--- start of Input rows ---

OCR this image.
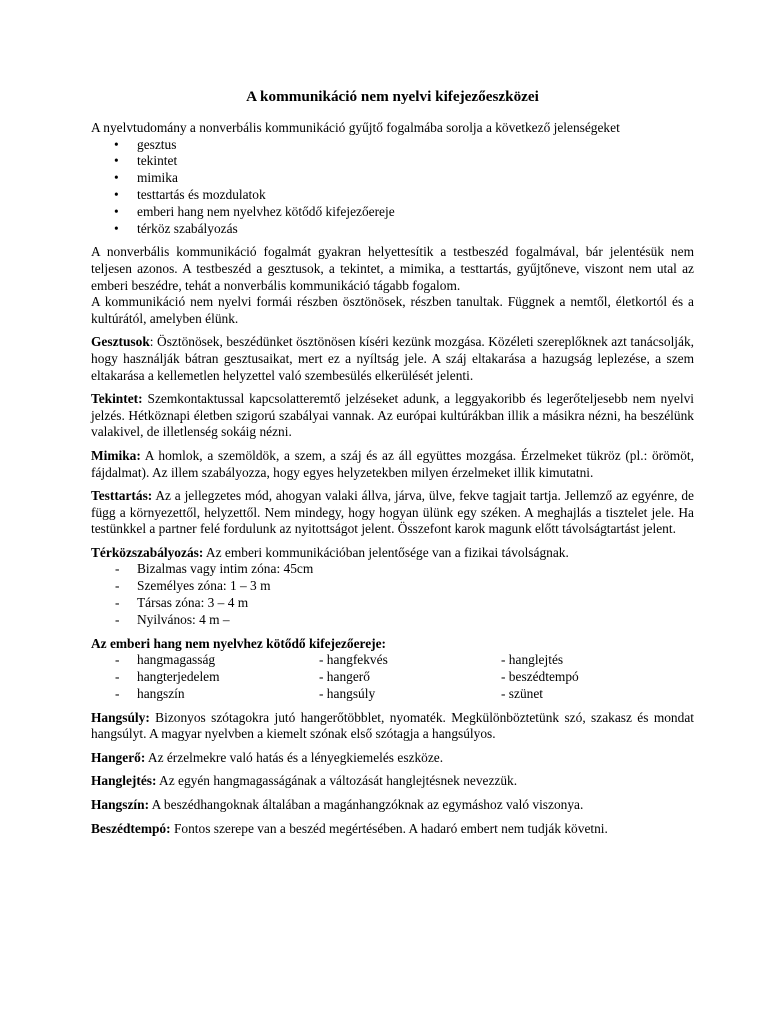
A kommunikáció nem nyelvi kifejezőeszközei

A nyelvtudomány a nonverbális kommunikáció gyűjtő fogalmába sorolja a következő jelenségeket

• gesztus
• tekintet
• mimika
• testtartás és mozdulatok
• emberi hang nem nyelvhez kötődő kifejezőereje
• térköz szabályozás

A nonverbális kommunikáció fogalmát gyakran helyettesítik a testbeszéd fogalmával, bár jelentésük nem teljesen azonos. A testbeszéd a gesztusok, a tekintet, a mimika, a testtartás, gyűjtőneve, viszont nem utal az emberi beszédre, tehát a nonverbális kommunikáció tágabb fogalom.

A kommunikáció nem nyelvi formái részben ösztönösek, részben tanultak. Függnek a nemtől, életkortól és a kultúrától, amelyben élünk.

Gesztusok: Ösztönösek, beszédünket ösztönösen kíséri kezünk mozgása. Közéleti szereplőknek azt tanácsolják, hogy használják bátran gesztusaikat, mert ez a nyíltság jele. A száj eltakarása a hazugság leplezése, a szem eltakarása a kellemetlen helyzettel való szembesülés elkerülését jelenti.

Tekintet: Szemkontaktussal kapcsolatteremtő jelzéseket adunk, a leggyakoribb és legerőteljesebb nem nyelvi jelzés. Hétköznapi életben szigorú szabályai vannak. Az európai kultúrákban illik a másikra nézni, ha beszélünk valakivel, de illetlenség sokáig nézni.

Mimika: A homlok, a szemöldök, a szem, a száj és az áll együttes mozgása. Érzelmeket tükröz (pl.: örömöt, fájdalmat). Az illem szabályozza, hogy egyes helyzetekben milyen érzelmeket illik kimutatni.

Testtartás: Az a jellegzetes mód, ahogyan valaki állva, járva, ülve, fekve tagjait tartja. Jellemző az egyénre, de függ a környezettől, helyzettől. Nem mindegy, hogy hogyan ülünk egy széken. A meghajlás a tisztelet jele. Ha testünkkel a partner felé fordulunk az nyitottságot jelent. Összefont karok magunk előtt távolságtartást jelent.

Térközszabályozás: Az emberi kommunikációban jelentősége van a fizikai távolságnak.

- Bizalmas vagy intim zóna: 45cm
- Személyes zóna: 1 – 3 m
- Társas zóna: 3 – 4 m
- Nyilvános: 4 m –

Az emberi hang nem nyelvhez kötődő kifejezőereje:

- hangmagasság	- hangfekvés	- hanglejtés
- hangterjedelem	- hangerő	- beszédtempó
- hangszín	- hangsúly	- szünet

Hangsúly: Bizonyos szótagokra jutó hangerőtöbblet, nyomaték. Megkülönböztetünk szó, szakasz és mondat hangsúlyt. A magyar nyelvben a kiemelt szónak első szótagja a hangsúlyos.

Hangerő: Az érzelmekre való hatás és a lényegkiemelés eszköze.

Hanglejtés: Az egyén hangmagasságának a változását hanglejtésnek nevezzük.

Hangszín: A beszédhangoknak általában a magánhangzóknak az egymáshoz való viszonya.

Beszédtempó: Fontos szerepe van a beszéd megértésében. A hadaró embert nem tudják követni.
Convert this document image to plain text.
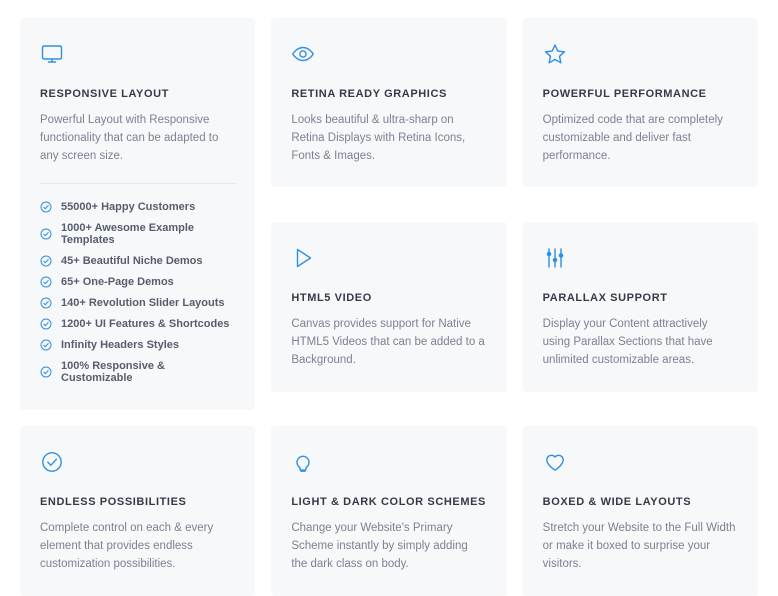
RESPONSIVE LAYOUT

Powerful Layout with Responsive functionality that can be adapted to any screen size.

55000+ Happy Customers
1000+ Awesome Example Templates
45+ Beautiful Niche Demos
65+ One-Page Demos
140+ Revolution Slider Layouts
1200+ UI Features & Shortcodes
Infinity Headers Styles
100% Responsive & Customizable
RETINA READY GRAPHICS

Looks beautiful & ultra-sharp on Retina Displays with Retina Icons, Fonts & Images.

POWERFUL PERFORMANCE

Optimized code that are completely customizable and deliver fast performance.

HTML5 VIDEO

Canvas provides support for Native HTML5 Videos that can be added to a Background.

PARALLAX SUPPORT

Display your Content attractively using Parallax Sections that have unlimited customizable areas.

ENDLESS POSSIBILITIES

Complete control on each & every element that provides endless customization possibilities.

LIGHT & DARK COLOR SCHEMES

Change your Website's Primary Scheme instantly by simply adding the dark class on body.

BOXED & WIDE LAYOUTS

Stretch your Website to the Full Width or make it boxed to surprise your visitors.
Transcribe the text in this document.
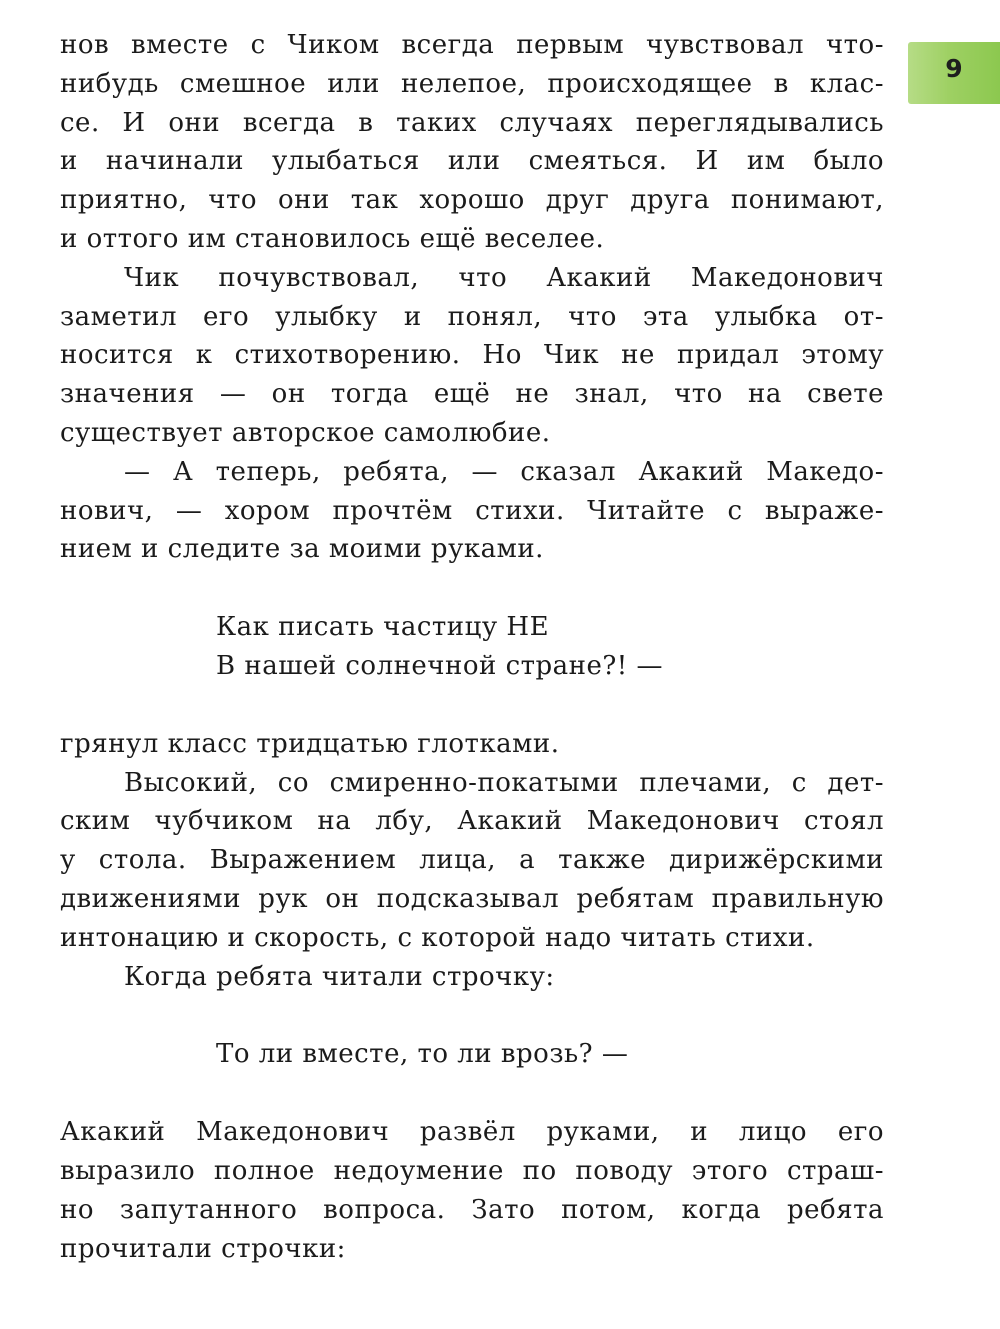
9
нов вместе с Чиком всегда первым чувствовал что-
нибудь смешное или нелепое, происходящее в клас-
се. И они всегда в таких случаях переглядывались
и начинали улыбаться или смеяться. И им было
приятно, что они так хорошо друг друга понимают,
и оттого им становилось ещё веселее.
Чик почувствовал, что Акакий Македонович
заметил его улыбку и понял, что эта улыбка от-
носится к стихотворению. Но Чик не придал этому
значения — он тогда ещё не знал, что на свете
существует авторское самолюбие.
— А теперь, ребята, — сказал Акакий Македо-
нович, — хором прочтём стихи. Читайте с выраже-
нием и следите за моими руками.
Как писать частицу НЕ
В нашей солнечной стране?! —
грянул класс тридцатью глотками.
Высокий, со смиренно-покатыми плечами, с дет-
ским чубчиком на лбу, Акакий Македонович стоял
у стола. Выражением лица, а также дирижёрскими
движениями рук он подсказывал ребятам правильную
интонацию и скорость, с которой надо читать стихи.
Когда ребята читали строчку:
То ли вместе, то ли врозь? —
Акакий Македонович развёл руками, и лицо его
выразило полное недоумение по поводу этого страш-
но запутанного вопроса. Зато потом, когда ребята
прочитали строчки:
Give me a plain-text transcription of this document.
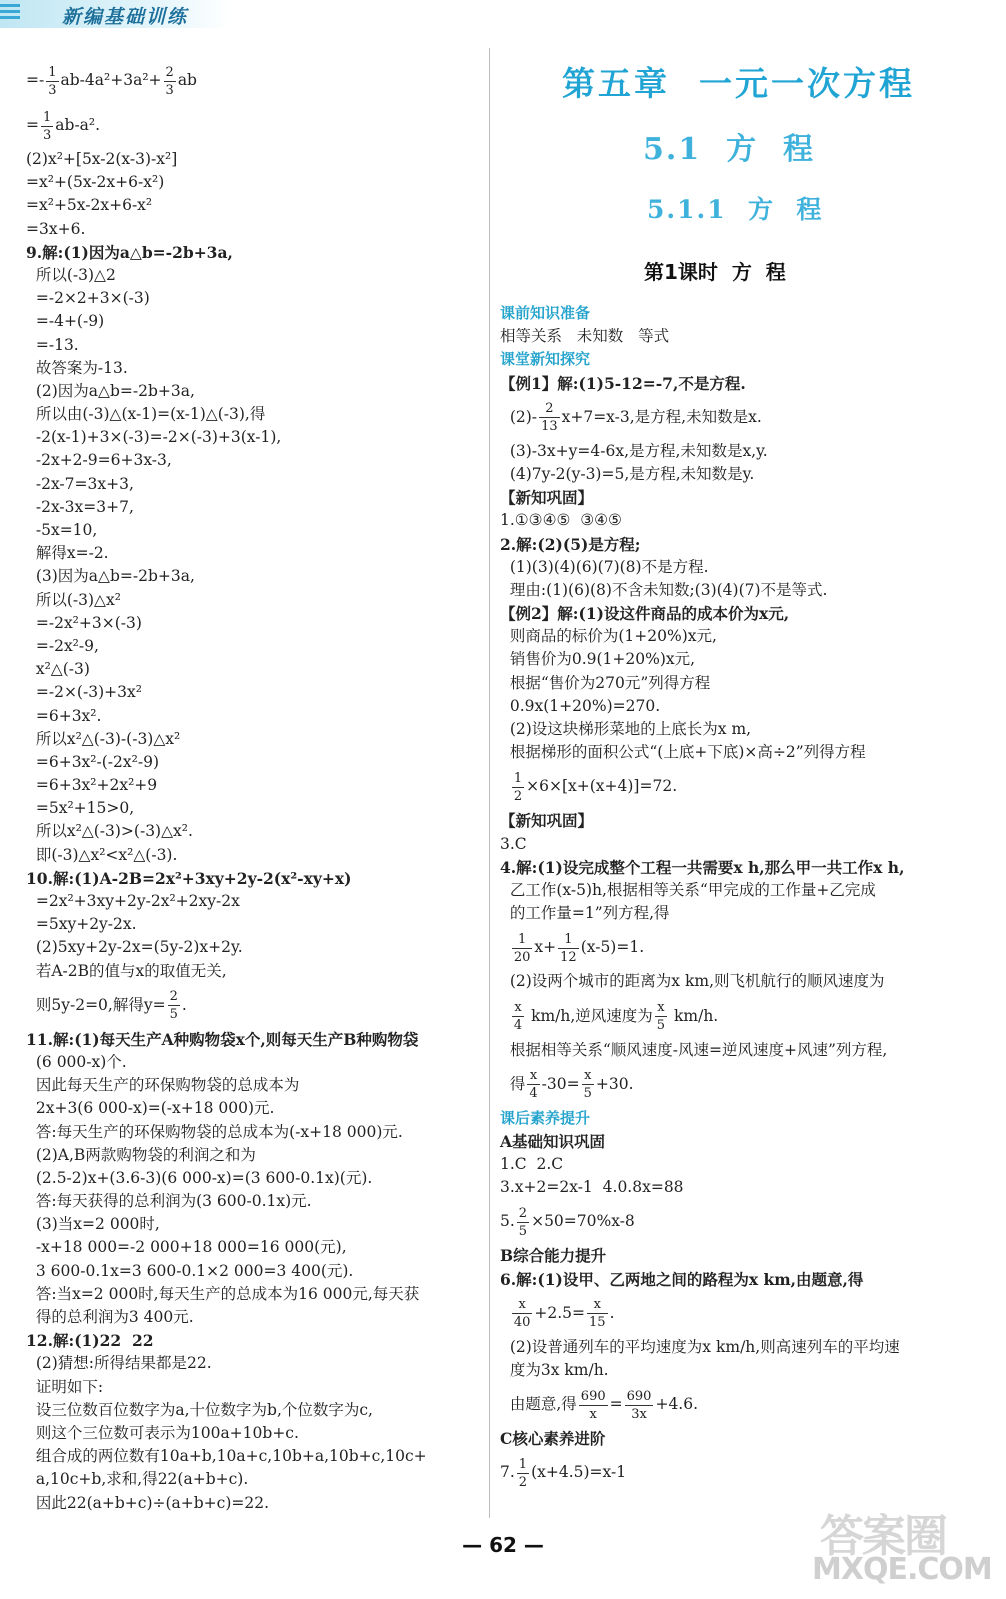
新编基础训练
=- $\frac{1}{3} ab-4a^2+3a^2+ \frac{2}{3}$ ab
= $\frac{1}{3} ab-a^2$.
(2)x²+[5x-2(x-3)-x²]
=x²+(5x-2x+6-x²)
=x²+5x-2x+6-x²
=3x+6.
9.解:(1)因为a△b=-2b+3a,
所以(-3)△2
=-2×2+3×(-3)
=-4+(-9)
=-13.
故答案为-13.
(2)因为a△b=-2b+3a,
所以由(-3)△(x-1)=(x-1)△(-3),得
-2(x-1)+3×(-3)=-2×(-3)+3(x-1),
-2x+2-9=6+3x-3,
-2x-7=3x+3,
-2x-3x=3+7,
-5x=10,
解得x=-2.
(3)因为a△b=-2b+3a,
所以(-3)△x²
=-2x²+3×(-3)
=-2x²-9,
x²△(-3)
=-2×(-3)+3x²
=6+3x².
所以x²△(-3)-(-3)△x²
=6+3x²-(-2x²-9)
=6+3x²+2x²+9
=5x²+15>0,
所以x²△(-3)>(-3)△x².
即(-3)△x²<x²△(-3).
10.解:(1)A-2B=2x²+3xy+2y-2(x²-xy+x)
=2x²+3xy+2y-2x²+2xy-2x
=5xy+2y-2x.
(2)5xy+2y-2x=(5y-2)x+2y.
若A-2B的值与x的取值无关,
则5y-2=0,解得$y= \frac{2}{5}$ .
11.解:(1)每天生产A种购物袋x个,则每天生产B种购物袋
(6 000-x)个.
因此每天生产的环保购物袋的总成本为
2x+3(6 000-x)=(-x+18 000)元.
答:每天生产的环保购物袋的总成本为(-x+18 000)元.
(2)A,B两款购物袋的利润之和为
(2.5-2)x+(3.6-3)(6 000-x)=(3 600-0.1x)(元).
答:每天获得的总利润为(3 600-0.1x)元.
(3)当x=2 000时,
-x+18 000=-2 000+18 000=16 000(元),
3 600-0.1x=3 600-0.1×2 000=3 400(元).
答:当x=2 000时,每天生产的总成本为16 000元,每天获
得的总利润为3 400元.
12.解:(1)22  22
(2)猜想:所得结果都是22.
证明如下:
设三位数百位数字为a,十位数字为b,个位数字为c,
则这个三位数可表示为100a+10b+c.
组合成的两位数有10a+b,10a+c,10b+a,10b+c,10c+
a,10c+b,求和,得22(a+b+c).
因此22(a+b+c)÷(a+b+c)=22.
第五章  一元一次方程
5.1  方  程
5.1.1  方  程
第1课时  方  程
课前知识准备
相等关系   未知数   等式
课堂新知探究
【例1】解:(1)5-12=-7,不是方程.
$(2)- \frac{2}{13} x+7=x-3$,是方程,未知数是x.
(3)-3x+y=4-6x,是方程,未知数是x,y.
(4)7y-2(y-3)=5,是方程,未知数是y.
【新知巩固】
1.①③④⑤  ③④⑤
2.解:(2)(5)是方程;
(1)(3)(4)(6)(7)(8)不是方程.
理由:(1)(6)(8)不含未知数;(3)(4)(7)不是等式.
【例2】解:(1)设这件商品的成本价为x元,
则商品的标价为(1+20%)x元,
销售价为0.9(1+20%)x元,
根据“售价为270元”列得方程
0.9x(1+20%)=270.
(2)设这块梯形菜地的上底长为x m,
根据梯形的面积公式“(上底+下底)×高÷2”列得方程

$\frac{1}{2} \times 6\times[x+(x+4)]=72$.
【新知巩固】
3.C
4.解:(1)设完成整个工程一共需要x h,那么甲一共工作x h,
乙工作(x-5)h,根据相等关系“甲完成的工作量+乙完成
的工作量=1”列方程,得

$\frac{1}{20} x+ \frac{1}{12} (x-5)=1$.
(2)设两个城市的距离为x km,则飞机航行的顺风速度为

$\frac{x}{4} km/h$,逆风速度为 $\frac{x}{5} km/h$.
根据相等关系“顺风速度-风速=逆风速度+风速”列方程,
得 $\frac{x}{4} -30= \frac{x}{5} +30$.
课后素养提升
A基础知识巩固
1.C  2.C
3.x+2=2x-1  4.0.8x=88
5. $\frac{2}{5} \times 50=70\%x-8$
B综合能力提升
6.解:(1)设甲、乙两地之间的路程为x km,由题意,得

$\frac{x}{40} +2.5= \frac{x}{15}$ .
(2)设普通列车的平均速度为x km/h,则高速列车的平均速
度为3x km/h.
由题意,得 $\frac{690}{x} = \frac{690}{3x} +4.6$.
C核心素养进阶
7. $\frac{1}{2} (x+4.5)=x-1$
— 62 —	答案圈
MXQE.COM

--- end of Input rows ---

| Work to be completed |
Return each line with "times".

| Reply |
$\frac{1}{2} \times 6\times[x+(x+4)]=72$.
5. $\frac{2}{5} \times 50=70\%x-8$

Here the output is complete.